----- RECORD EXTRACTS

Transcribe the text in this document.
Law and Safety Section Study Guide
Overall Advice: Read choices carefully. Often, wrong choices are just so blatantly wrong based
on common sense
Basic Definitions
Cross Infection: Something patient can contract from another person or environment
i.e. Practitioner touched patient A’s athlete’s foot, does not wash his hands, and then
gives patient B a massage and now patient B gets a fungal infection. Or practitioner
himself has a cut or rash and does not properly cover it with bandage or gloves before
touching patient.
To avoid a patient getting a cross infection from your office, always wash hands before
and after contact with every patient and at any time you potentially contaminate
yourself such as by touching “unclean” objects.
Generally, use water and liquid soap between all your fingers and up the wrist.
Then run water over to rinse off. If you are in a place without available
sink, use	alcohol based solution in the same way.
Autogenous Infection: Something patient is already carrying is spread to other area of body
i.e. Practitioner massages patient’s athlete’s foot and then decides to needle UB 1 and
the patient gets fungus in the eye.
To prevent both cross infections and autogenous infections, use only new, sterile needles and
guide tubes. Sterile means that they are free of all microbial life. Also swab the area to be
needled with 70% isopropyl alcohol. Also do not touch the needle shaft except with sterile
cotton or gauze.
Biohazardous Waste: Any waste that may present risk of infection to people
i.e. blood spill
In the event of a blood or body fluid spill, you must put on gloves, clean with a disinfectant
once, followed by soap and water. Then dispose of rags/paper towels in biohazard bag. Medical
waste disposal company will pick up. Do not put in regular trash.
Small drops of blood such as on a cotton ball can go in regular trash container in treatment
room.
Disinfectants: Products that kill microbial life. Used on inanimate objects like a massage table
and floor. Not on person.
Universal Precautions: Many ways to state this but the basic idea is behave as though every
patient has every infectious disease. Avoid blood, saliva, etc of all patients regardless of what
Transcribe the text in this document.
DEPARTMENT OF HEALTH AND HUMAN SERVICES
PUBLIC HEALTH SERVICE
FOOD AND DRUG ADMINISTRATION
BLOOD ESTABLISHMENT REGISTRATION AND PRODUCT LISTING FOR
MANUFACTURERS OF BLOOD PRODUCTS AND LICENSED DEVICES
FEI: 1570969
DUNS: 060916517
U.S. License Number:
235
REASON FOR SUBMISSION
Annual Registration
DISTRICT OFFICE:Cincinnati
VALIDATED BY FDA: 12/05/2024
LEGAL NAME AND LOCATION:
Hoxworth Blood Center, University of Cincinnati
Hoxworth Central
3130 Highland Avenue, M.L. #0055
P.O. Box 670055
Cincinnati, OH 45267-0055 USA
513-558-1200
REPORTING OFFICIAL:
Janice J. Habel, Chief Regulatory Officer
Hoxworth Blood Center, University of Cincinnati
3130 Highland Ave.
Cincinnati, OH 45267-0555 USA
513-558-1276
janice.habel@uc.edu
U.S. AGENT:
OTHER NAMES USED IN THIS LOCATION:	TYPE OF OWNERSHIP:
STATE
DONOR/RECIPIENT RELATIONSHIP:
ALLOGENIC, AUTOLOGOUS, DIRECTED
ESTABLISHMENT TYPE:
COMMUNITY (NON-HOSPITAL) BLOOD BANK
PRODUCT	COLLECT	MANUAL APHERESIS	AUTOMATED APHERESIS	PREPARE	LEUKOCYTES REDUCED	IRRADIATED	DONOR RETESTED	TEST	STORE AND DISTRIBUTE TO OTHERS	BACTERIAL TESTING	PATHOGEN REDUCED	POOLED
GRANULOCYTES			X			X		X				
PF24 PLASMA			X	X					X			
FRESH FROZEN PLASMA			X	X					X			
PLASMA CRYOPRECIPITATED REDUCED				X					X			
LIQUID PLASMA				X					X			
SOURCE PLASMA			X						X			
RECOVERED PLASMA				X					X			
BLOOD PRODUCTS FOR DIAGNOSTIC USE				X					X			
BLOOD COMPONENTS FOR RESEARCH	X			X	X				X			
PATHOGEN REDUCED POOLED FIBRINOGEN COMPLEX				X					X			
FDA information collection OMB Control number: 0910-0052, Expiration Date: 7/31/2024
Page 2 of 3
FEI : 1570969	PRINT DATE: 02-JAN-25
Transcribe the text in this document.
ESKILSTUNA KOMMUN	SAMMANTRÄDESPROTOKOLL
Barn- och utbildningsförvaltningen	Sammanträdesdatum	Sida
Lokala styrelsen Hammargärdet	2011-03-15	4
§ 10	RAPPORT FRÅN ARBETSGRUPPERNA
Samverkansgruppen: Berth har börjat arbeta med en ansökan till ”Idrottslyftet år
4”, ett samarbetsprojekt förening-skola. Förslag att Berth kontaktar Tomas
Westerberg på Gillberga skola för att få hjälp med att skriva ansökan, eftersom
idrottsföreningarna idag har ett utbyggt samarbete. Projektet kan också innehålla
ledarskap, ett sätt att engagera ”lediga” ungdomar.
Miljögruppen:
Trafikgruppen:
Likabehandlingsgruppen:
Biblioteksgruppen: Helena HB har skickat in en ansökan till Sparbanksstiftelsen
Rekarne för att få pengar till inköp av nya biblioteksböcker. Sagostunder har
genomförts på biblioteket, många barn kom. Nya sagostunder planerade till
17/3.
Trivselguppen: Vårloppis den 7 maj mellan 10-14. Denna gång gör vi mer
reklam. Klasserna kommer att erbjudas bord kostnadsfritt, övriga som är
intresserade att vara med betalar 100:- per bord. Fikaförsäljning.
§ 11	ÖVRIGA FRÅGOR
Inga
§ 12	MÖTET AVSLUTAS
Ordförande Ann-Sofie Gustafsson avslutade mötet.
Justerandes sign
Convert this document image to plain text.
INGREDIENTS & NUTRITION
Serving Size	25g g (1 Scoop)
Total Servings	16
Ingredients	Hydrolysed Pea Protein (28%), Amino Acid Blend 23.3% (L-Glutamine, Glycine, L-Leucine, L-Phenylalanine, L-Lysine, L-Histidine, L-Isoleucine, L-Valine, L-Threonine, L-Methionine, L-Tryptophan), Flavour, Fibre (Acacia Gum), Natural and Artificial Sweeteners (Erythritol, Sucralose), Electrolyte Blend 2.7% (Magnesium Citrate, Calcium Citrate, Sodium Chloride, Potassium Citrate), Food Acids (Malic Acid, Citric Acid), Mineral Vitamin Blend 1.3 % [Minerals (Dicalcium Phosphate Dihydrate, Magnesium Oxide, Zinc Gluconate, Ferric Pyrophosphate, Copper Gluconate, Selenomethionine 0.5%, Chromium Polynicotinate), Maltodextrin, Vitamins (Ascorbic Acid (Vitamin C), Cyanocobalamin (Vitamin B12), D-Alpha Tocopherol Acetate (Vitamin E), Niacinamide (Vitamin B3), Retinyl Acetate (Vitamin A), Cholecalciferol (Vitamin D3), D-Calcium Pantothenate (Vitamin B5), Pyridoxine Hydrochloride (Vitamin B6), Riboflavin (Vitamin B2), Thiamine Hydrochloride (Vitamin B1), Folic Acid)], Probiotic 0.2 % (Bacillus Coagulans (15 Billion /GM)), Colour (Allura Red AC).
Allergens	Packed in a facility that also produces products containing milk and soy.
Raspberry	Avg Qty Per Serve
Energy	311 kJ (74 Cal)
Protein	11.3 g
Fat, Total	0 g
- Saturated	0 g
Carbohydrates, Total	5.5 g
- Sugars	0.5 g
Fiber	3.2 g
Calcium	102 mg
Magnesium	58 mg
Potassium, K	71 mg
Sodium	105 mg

----------

# HOW TO COMPLETE THIS TASK
State only how many lines above contain "before".

# SOLUTION TO THE PROBLEM
2